PROBLEM DETAILS: Extract all records. Keep each one exact.

━━━ AVAILABLE DATA ━━━

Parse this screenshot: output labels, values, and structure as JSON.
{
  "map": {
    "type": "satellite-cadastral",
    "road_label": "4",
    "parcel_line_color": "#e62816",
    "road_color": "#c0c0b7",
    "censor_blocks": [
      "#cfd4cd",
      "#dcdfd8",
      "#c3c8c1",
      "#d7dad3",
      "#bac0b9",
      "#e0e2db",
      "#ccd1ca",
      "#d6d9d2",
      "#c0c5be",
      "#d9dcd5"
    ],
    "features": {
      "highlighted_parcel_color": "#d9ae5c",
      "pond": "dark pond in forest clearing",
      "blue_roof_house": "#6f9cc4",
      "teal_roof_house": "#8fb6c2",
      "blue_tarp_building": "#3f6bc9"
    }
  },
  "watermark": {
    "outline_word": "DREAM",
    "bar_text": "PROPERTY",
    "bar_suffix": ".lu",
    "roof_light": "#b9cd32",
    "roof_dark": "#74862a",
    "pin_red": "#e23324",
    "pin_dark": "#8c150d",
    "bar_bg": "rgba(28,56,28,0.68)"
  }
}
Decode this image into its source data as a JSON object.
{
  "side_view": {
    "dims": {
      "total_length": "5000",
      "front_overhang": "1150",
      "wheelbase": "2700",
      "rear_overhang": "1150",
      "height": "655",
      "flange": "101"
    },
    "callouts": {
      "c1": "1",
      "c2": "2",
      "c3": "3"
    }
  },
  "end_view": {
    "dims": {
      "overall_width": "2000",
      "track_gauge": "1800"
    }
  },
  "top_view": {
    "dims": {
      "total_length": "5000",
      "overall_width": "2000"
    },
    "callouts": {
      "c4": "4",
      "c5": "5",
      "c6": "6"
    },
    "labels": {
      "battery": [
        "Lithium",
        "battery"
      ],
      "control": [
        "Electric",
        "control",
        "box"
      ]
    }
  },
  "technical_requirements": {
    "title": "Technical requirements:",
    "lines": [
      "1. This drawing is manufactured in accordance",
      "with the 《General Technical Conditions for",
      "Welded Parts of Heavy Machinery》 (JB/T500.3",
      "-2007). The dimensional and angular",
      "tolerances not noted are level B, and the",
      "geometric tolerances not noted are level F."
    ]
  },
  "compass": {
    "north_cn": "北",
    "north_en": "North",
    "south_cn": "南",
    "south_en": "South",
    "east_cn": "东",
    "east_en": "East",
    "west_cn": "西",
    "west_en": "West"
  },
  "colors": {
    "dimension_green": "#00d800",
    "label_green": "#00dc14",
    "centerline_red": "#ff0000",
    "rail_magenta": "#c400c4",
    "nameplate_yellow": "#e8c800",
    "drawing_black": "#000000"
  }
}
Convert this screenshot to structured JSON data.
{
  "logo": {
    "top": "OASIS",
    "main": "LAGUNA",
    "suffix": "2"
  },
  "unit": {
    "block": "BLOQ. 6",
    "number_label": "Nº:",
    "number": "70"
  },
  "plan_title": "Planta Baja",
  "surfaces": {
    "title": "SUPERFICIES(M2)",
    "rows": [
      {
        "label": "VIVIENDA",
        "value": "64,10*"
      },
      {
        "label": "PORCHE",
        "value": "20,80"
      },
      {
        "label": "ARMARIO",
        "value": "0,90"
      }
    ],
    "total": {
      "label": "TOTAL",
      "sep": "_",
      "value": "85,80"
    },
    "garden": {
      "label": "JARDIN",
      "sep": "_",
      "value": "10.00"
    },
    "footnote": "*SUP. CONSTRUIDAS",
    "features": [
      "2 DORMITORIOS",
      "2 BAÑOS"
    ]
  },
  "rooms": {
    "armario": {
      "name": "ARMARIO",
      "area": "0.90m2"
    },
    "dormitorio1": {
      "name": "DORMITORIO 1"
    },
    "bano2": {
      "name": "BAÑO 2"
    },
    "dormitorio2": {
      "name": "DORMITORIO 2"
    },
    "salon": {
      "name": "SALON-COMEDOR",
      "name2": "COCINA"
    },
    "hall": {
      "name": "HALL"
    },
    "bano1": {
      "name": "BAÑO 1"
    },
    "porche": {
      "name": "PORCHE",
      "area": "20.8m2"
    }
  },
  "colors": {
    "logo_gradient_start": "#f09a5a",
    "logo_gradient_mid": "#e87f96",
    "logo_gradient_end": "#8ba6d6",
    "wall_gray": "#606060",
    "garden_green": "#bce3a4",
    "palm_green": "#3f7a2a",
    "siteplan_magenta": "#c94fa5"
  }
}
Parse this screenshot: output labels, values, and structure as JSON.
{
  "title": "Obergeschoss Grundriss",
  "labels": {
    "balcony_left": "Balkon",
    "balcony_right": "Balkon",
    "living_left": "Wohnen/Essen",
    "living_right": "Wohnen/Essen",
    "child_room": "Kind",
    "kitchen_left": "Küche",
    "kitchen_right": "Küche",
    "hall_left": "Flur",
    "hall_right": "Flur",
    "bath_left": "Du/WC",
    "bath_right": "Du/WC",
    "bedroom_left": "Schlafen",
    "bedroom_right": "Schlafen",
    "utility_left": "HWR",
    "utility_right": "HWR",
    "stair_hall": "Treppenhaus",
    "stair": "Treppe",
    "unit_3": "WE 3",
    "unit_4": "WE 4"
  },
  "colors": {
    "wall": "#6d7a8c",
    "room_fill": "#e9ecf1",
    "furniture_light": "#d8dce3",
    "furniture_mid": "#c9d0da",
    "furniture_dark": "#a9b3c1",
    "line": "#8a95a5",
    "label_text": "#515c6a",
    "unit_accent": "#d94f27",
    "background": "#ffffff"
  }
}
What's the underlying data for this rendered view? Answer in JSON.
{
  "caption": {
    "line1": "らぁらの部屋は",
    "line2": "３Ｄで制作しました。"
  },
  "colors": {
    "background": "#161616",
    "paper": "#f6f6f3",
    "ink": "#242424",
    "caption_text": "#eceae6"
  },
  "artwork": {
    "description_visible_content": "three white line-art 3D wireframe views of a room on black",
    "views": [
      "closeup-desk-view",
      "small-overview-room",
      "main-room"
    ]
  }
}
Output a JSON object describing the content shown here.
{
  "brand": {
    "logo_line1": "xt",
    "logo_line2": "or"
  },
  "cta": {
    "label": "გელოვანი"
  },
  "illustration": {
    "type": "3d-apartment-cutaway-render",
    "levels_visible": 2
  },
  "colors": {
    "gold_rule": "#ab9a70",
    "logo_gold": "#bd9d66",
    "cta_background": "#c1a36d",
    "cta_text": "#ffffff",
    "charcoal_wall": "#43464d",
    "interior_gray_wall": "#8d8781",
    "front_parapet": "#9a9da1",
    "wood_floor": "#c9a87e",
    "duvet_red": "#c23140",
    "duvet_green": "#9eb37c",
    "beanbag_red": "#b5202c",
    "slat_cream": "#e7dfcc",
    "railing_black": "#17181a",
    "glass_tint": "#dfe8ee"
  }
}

━━━

OUTPUT OF THE TASK:
Parse this screenshot: output labels, values, and structure as JSON.
{
  "map": {
    "type": "satellite-cadastral",
    "road_label": "4",
    "parcel_line_color": "#e62816",
    "road_color": "#c0c0b7",
    "censor_blocks": [
      "#cfd4cd",
      "#dcdfd8",
      "#c3c8c1",
      "#d7dad3",
      "#bac0b9",
      "#e0e2db",
      "#ccd1ca",
      "#d6d9d2",
      "#c0c5be",
      "#d9dcd5"
    ],
    "features": {
      "highlighted_parcel_color": "#d9ae5c",
      "pond": "dark pond in forest clearing",
      "blue_roof_house": "#6f9cc4",
      "teal_roof_house": "#8fb6c2",
      "blue_tarp_building": "#3f6bc9"
    }
  },
  "watermark": {
    "outline_word": "DREAM",
    "bar_text": "PROPERTY",
    "bar_suffix": ".lu",
    "roof_light": "#b9cd32",
    "roof_dark": "#74862a",
    "pin_red": "#e23324",
    "pin_dark": "#8c150d",
    "bar_bg": "rgba(28,56,28,0.68)"
  }
}
Decode this image into its source data as a JSON object.
{
  "side_view": {
    "dims": {
      "total_length": "5000",
      "front_overhang": "1150",
      "wheelbase": "2700",
      "rear_overhang": "1150",
      "height": "655",
      "flange": "101"
    },
    "callouts": {
      "c1": "1",
      "c2": "2",
      "c3": "3"
    }
  },
  "end_view": {
    "dims": {
      "overall_width": "2000",
      "track_gauge": "1800"
    }
  },
  "top_view": {
    "dims": {
      "total_length": "5000",
      "overall_width": "2000"
    },
    "callouts": {
      "c4": "4",
      "c5": "5",
      "c6": "6"
    },
    "labels": {
      "battery": [
        "Lithium",
        "battery"
      ],
      "control": [
        "Electric",
        "control",
        "box"
      ]
    }
  },
  "technical_requirements": {
    "title": "Technical requirements:",
    "lines": [
      "1. This drawing is manufactured in accordance",
      "with the 《General Technical Conditions for",
      "Welded Parts of Heavy Machinery》 (JB/T500.3",
      "-2007). The dimensional and angular",
      "tolerances not noted are level B, and the",
      "geometric tolerances not noted are level F."
    ]
  },
  "compass": {
    "north_cn": "北",
    "north_en": "North",
    "south_cn": "南",
    "south_en": "South",
    "east_cn": "东",
    "east_en": "East",
    "west_cn": "西",
    "west_en": "West"
  },
  "colors": {
    "dimension_green": "#00d800",
    "label_green": "#00dc14",
    "centerline_red": "#ff0000",
    "rail_magenta": "#c400c4",
    "nameplate_yellow": "#e8c800",
    "drawing_black": "#000000"
  }
}
Convert this screenshot to structured JSON data.
{
  "logo": {
    "top": "OASIS",
    "main": "LAGUNA",
    "suffix": "2"
  },
  "unit": {
    "block": "BLOQ. 6",
    "number_label": "Nº:",
    "number": "70"
  },
  "plan_title": "Planta Baja",
  "surfaces": {
    "title": "SUPERFICIES(M2)",
    "rows": [
      {
        "label": "VIVIENDA",
        "value": "64,10*"
      },
      {
        "label": "PORCHE",
        "value": "20,80"
      },
      {
        "label": "ARMARIO",
        "value": "0,90"
      }
    ],
    "total": {
      "label": "TOTAL",
      "sep": "_",
      "value": "85,80"
    },
    "garden": {
      "label": "JARDIN",
      "sep": "_",
      "value": "10.00"
    },
    "footnote": "*SUP. CONSTRUIDAS",
    "features": [
      "2 DORMITORIOS",
      "2 BAÑOS"
    ]
  },
  "rooms": {
    "armario": {
      "name": "ARMARIO",
      "area": "0.90m2"
    },
    "dormitorio1": {
      "name": "DORMITORIO 1"
    },
    "bano2": {
      "name": "BAÑO 2"
    },
    "dormitorio2": {
      "name": "DORMITORIO 2"
    },
    "salon": {
      "name": "SALON-COMEDOR",
      "name2": "COCINA"
    },
    "hall": {
      "name": "HALL"
    },
    "bano1": {
      "name": "BAÑO 1"
    },
    "porche": {
      "name": "PORCHE",
      "area": "20.8m2"
    }
  },
  "colors": {
    "logo_gradient_start": "#f09a5a",
    "logo_gradient_mid": "#e87f96",
    "logo_gradient_end": "#8ba6d6",
    "wall_gray": "#606060",
    "garden_green": "#bce3a4",
    "palm_green": "#3f7a2a",
    "siteplan_magenta": "#c94fa5"
  }
}
Parse this screenshot: output labels, values, and structure as JSON.
{
  "title": "Obergeschoss Grundriss",
  "labels": {
    "balcony_left": "Balkon",
    "balcony_right": "Balkon",
    "living_left": "Wohnen/Essen",
    "living_right": "Wohnen/Essen",
    "child_room": "Kind",
    "kitchen_left": "Küche",
    "kitchen_right": "Küche",
    "hall_left": "Flur",
    "hall_right": "Flur",
    "bath_left": "Du/WC",
    "bath_right": "Du/WC",
    "bedroom_left": "Schlafen",
    "bedroom_right": "Schlafen",
    "utility_left": "HWR",
    "utility_right": "HWR",
    "stair_hall": "Treppenhaus",
    "stair": "Treppe",
    "unit_3": "WE 3",
    "unit_4": "WE 4"
  },
  "colors": {
    "wall": "#6d7a8c",
    "room_fill": "#e9ecf1",
    "furniture_light": "#d8dce3",
    "furniture_mid": "#c9d0da",
    "furniture_dark": "#a9b3c1",
    "line": "#8a95a5",
    "label_text": "#515c6a",
    "unit_accent": "#d94f27",
    "background": "#ffffff"
  }
}
What's the underlying data for this rendered view? Answer in JSON.
{
  "caption": {
    "line1": "らぁらの部屋は",
    "line2": "３Ｄで制作しました。"
  },
  "colors": {
    "background": "#161616",
    "paper": "#f6f6f3",
    "ink": "#242424",
    "caption_text": "#eceae6"
  },
  "artwork": {
    "description_visible_content": "three white line-art 3D wireframe views of a room on black",
    "views": [
      "closeup-desk-view",
      "small-overview-room",
      "main-room"
    ]
  }
}
Output a JSON object describing the content shown here.
{
  "brand": {
    "logo_line1": "xt",
    "logo_line2": "or"
  },
  "cta": {
    "label": "გელოვანი"
  },
  "illustration": {
    "type": "3d-apartment-cutaway-render",
    "levels_visible": 2
  },
  "colors": {
    "gold_rule": "#ab9a70",
    "logo_gold": "#bd9d66",
    "cta_background": "#c1a36d",
    "cta_text": "#ffffff",
    "charcoal_wall": "#43464d",
    "interior_gray_wall": "#8d8781",
    "front_parapet": "#9a9da1",
    "wood_floor": "#c9a87e",
    "duvet_red": "#c23140",
    "duvet_green": "#9eb37c",
    "beanbag_red": "#b5202c",
    "slat_cream": "#e7dfcc",
    "railing_black": "#17181a",
    "glass_tint": "#dfe8ee"
  }
}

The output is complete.